* [INSTRUCTIONS FOR THE TASK]:
Extract all lines that hold the string "this".

* [INFORMATION PROVIDED]:
--*--

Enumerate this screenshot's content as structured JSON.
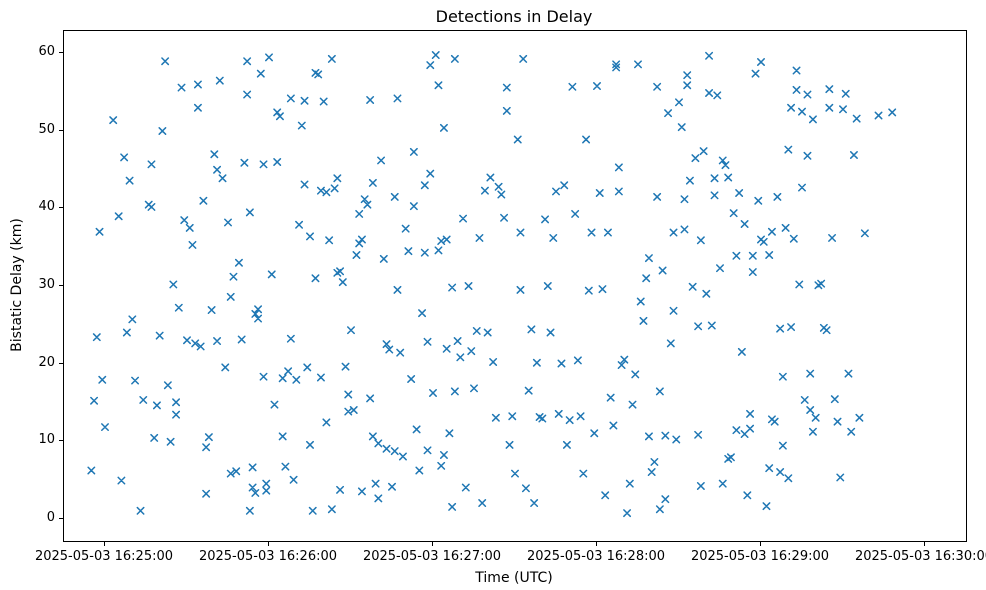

--*--

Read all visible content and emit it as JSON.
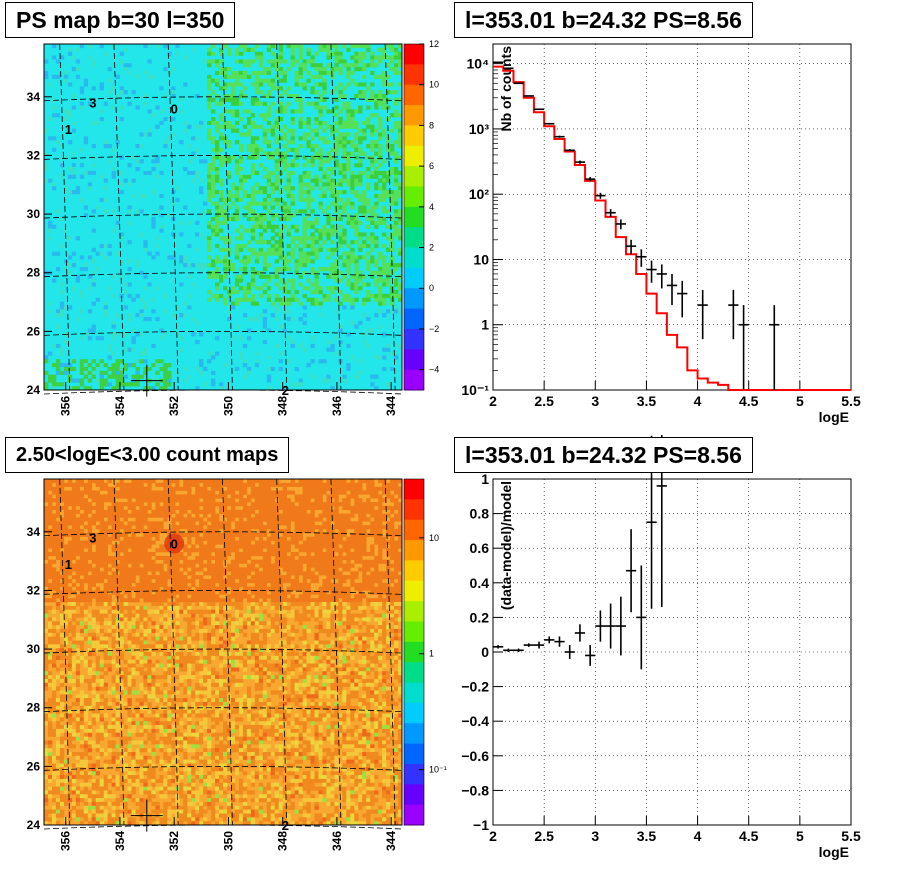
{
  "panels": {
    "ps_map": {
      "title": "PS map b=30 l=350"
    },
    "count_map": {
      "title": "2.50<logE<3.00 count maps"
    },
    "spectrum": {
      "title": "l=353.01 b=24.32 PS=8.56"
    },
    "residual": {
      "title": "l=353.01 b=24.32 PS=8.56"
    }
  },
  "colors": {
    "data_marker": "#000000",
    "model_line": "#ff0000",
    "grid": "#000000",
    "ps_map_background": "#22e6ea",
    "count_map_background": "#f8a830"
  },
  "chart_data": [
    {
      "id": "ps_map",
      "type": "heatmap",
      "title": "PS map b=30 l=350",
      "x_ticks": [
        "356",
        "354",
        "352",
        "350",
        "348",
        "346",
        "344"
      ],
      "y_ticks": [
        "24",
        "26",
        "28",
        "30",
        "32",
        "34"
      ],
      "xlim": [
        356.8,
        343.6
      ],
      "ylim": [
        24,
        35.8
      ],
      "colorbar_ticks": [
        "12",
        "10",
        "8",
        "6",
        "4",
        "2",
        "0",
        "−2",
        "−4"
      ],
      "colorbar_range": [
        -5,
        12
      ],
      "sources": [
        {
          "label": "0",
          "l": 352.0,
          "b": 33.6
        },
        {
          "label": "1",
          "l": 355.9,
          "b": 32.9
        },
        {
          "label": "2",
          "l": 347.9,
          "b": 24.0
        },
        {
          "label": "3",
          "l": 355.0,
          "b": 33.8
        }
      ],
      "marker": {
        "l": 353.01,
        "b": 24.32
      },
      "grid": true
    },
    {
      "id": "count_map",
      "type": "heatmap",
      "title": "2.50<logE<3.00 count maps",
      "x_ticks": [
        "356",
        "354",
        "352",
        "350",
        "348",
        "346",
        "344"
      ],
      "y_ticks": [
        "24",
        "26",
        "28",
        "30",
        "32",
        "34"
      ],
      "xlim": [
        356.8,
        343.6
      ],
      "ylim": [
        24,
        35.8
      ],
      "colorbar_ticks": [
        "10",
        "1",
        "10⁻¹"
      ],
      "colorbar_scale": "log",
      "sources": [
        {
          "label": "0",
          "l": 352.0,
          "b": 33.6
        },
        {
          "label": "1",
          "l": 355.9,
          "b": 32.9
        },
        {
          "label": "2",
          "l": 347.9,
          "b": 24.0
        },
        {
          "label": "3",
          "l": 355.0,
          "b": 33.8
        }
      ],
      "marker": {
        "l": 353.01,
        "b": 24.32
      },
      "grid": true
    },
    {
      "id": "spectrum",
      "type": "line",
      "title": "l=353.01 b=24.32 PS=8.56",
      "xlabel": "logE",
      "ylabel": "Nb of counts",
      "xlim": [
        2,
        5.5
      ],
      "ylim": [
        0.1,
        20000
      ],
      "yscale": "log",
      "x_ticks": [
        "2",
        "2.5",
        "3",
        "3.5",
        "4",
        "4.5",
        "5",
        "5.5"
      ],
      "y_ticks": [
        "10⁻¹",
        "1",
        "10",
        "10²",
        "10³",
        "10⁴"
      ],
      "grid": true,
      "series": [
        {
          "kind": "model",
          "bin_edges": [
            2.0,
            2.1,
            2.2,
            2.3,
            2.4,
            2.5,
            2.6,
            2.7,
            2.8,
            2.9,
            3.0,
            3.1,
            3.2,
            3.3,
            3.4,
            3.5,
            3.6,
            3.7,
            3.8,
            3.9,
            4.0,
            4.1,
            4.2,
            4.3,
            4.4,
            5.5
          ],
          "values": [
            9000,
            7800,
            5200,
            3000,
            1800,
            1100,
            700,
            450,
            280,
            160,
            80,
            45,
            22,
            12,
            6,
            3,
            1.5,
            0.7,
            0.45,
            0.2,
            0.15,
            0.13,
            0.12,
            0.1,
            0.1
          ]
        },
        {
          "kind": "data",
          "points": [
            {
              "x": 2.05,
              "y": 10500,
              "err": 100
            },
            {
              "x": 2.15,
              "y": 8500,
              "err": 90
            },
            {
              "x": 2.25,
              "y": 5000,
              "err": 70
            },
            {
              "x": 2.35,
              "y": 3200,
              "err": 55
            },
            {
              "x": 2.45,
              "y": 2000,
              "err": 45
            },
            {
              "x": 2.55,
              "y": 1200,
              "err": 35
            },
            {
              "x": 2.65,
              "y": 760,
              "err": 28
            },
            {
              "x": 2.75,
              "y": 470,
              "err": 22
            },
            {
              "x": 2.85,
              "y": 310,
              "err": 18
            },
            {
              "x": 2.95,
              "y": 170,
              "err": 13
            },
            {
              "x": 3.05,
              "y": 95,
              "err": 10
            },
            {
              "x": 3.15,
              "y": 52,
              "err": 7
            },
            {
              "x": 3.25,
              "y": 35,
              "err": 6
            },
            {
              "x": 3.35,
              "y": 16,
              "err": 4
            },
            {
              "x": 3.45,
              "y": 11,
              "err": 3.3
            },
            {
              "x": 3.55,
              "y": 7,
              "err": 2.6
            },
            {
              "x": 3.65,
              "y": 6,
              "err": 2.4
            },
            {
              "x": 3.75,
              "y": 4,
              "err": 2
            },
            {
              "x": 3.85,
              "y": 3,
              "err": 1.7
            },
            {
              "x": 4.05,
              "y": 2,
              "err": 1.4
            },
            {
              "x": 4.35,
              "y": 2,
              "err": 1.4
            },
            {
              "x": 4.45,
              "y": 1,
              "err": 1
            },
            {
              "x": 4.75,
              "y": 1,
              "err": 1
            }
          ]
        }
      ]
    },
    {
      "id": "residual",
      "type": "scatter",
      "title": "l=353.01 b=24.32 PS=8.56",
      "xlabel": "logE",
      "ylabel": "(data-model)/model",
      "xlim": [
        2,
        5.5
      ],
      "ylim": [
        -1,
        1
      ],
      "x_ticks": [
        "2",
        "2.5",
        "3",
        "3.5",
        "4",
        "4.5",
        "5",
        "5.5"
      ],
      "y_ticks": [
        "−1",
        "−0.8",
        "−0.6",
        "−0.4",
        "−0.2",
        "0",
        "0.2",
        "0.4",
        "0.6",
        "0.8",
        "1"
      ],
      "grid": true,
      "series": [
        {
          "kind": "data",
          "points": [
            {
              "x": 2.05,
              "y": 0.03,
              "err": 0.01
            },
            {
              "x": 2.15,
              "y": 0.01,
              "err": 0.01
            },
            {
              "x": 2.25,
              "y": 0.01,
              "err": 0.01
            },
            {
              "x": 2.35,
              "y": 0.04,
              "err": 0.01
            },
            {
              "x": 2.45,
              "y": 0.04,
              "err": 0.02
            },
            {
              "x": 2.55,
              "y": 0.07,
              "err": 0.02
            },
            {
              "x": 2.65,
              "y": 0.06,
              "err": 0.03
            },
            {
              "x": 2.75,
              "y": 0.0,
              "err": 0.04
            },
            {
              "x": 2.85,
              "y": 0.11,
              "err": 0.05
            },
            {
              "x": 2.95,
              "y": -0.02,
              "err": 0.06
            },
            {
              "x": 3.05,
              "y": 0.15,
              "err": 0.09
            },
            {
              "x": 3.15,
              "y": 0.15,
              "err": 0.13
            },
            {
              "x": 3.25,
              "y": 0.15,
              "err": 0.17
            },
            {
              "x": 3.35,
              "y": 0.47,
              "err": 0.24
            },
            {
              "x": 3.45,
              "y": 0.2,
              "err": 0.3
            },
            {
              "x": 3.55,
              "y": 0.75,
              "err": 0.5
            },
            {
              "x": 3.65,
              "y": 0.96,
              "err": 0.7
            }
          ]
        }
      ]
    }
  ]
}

--*--

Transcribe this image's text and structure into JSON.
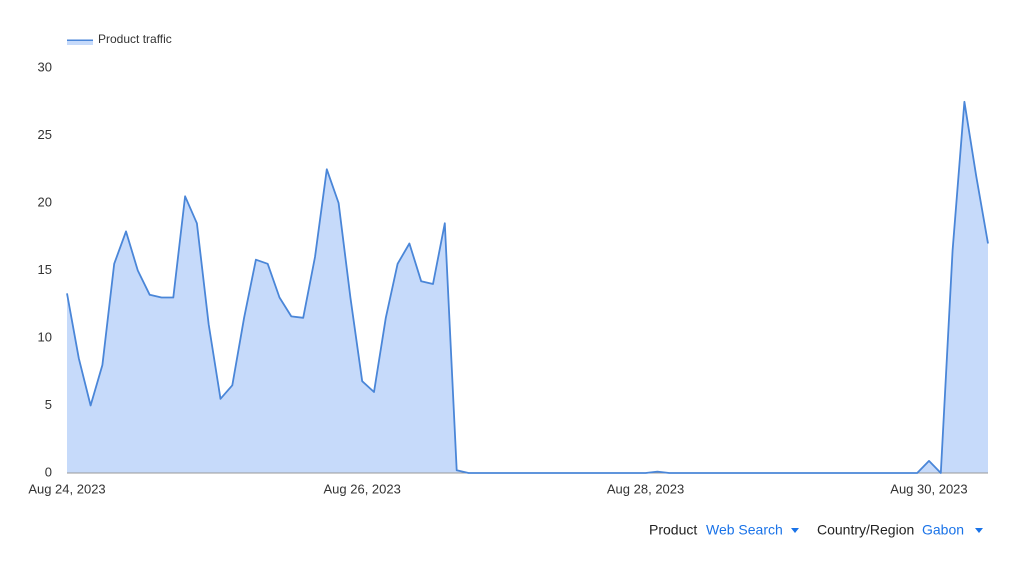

--*--

* [RESULT OF THE EXERCISE]:
Enumerate this screenshot's content as structured JSON.
Transcribe this image's text and structure into JSON.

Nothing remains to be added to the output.